** begin Dataset entries **

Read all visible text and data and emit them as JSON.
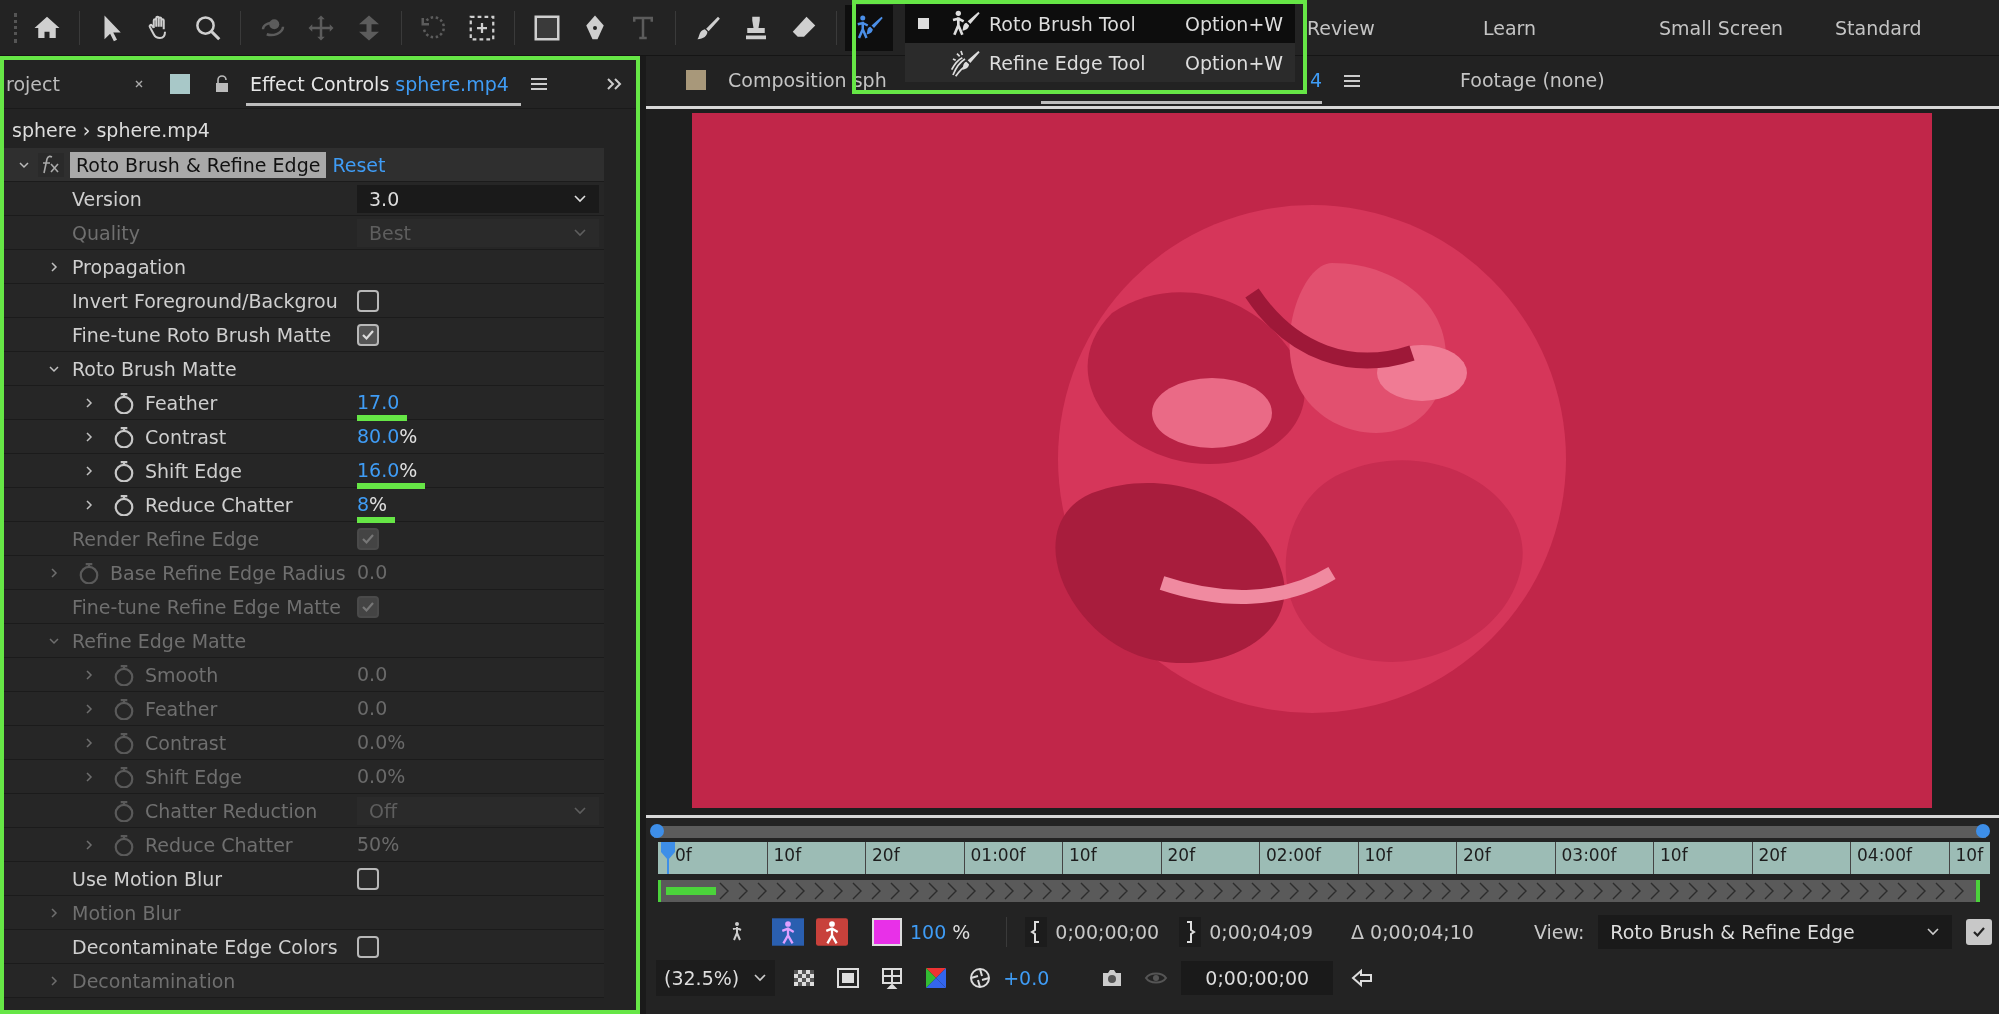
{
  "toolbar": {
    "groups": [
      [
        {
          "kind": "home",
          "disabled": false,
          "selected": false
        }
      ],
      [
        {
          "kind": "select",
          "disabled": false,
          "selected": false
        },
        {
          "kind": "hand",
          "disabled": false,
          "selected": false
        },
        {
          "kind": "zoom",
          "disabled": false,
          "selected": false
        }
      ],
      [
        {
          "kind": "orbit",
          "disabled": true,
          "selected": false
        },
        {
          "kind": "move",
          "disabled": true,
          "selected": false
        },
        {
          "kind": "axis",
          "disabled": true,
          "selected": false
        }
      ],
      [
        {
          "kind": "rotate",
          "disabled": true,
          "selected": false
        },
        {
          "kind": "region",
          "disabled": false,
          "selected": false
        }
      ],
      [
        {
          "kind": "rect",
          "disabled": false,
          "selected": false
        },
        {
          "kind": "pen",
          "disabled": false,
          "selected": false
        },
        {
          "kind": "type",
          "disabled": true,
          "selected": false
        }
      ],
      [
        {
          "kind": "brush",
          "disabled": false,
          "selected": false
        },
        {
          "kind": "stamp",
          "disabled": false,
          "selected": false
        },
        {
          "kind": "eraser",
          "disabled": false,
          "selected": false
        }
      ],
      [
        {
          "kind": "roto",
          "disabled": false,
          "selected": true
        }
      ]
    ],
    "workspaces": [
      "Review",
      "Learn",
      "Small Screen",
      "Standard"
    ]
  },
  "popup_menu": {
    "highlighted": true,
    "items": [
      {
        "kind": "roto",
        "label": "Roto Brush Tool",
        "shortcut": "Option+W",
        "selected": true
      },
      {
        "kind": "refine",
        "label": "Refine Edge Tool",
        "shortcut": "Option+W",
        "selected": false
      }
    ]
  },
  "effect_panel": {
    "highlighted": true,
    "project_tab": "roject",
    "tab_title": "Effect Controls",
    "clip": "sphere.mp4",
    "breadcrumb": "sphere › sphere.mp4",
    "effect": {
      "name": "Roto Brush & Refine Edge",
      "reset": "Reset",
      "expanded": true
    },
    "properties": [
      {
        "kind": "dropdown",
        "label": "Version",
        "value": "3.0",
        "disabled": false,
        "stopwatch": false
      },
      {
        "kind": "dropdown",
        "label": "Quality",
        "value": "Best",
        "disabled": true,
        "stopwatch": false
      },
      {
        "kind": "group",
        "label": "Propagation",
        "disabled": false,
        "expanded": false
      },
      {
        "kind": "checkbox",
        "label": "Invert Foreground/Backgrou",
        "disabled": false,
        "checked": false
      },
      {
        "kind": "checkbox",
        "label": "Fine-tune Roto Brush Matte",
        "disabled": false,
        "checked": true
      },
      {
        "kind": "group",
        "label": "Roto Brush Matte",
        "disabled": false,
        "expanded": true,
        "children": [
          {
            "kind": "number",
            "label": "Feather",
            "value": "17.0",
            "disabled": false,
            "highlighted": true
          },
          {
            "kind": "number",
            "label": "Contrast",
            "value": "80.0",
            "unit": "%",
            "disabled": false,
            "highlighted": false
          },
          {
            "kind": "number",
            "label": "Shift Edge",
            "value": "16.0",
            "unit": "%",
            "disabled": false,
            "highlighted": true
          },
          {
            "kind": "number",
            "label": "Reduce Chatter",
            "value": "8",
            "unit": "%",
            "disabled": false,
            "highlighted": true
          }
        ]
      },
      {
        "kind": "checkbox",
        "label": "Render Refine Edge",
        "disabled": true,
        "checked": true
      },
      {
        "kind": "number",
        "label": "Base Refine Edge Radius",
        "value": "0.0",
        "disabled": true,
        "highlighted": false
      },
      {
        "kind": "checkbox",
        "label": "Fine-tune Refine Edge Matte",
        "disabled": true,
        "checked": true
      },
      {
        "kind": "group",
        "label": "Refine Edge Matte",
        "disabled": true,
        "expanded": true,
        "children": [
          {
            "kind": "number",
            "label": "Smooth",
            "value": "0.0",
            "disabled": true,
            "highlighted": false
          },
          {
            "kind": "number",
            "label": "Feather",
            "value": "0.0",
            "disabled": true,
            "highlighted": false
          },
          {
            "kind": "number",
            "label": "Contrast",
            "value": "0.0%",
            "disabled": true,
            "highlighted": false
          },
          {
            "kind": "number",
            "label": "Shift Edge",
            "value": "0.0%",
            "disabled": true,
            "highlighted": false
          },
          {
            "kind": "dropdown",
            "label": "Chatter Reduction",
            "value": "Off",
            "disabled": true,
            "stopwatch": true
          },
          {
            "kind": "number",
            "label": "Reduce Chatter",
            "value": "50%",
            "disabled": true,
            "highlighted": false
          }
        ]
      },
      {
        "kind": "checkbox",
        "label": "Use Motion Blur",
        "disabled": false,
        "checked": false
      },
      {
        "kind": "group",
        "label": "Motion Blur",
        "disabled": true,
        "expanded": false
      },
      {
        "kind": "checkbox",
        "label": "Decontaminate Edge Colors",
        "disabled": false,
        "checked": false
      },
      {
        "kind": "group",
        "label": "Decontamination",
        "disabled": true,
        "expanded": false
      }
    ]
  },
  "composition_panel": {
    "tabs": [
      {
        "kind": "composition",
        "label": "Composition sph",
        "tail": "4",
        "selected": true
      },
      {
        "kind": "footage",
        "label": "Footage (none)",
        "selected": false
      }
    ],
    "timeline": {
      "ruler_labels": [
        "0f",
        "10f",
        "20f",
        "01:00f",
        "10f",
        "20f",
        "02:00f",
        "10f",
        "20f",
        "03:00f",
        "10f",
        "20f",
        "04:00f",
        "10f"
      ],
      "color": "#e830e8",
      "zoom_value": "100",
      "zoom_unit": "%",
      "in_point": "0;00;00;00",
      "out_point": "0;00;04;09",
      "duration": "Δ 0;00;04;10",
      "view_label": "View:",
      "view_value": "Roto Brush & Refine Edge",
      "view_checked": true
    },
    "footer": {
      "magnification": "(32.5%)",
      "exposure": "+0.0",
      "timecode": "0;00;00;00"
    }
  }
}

** end Dataset entries **
** begin Dataset entries **

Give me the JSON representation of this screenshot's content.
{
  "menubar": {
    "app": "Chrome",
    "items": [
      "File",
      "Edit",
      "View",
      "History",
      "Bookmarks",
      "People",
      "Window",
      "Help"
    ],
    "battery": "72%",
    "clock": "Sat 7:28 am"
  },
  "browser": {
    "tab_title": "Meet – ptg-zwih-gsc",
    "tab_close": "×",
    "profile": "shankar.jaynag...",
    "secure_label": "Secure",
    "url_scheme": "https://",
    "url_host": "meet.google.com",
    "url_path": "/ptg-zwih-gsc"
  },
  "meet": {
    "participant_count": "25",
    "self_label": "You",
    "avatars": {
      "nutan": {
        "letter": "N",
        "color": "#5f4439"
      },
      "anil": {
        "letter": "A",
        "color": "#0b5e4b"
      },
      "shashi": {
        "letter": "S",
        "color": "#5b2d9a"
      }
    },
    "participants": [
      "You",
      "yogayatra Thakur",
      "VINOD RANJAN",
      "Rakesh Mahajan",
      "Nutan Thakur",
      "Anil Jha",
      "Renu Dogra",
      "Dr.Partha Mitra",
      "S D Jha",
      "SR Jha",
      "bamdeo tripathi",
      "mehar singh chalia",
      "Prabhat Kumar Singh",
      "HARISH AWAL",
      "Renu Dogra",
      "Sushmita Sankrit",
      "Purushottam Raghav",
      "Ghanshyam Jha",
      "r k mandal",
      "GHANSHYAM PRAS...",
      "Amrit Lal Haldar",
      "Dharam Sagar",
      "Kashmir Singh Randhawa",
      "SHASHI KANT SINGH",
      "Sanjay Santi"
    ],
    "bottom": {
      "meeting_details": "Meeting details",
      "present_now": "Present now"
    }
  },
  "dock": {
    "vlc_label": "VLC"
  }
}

** end Dataset entries **

### Goal of the exercise
For the data above, state how many lines contain "Matte"; the number is the whole answer.

### Solution to this exercise
4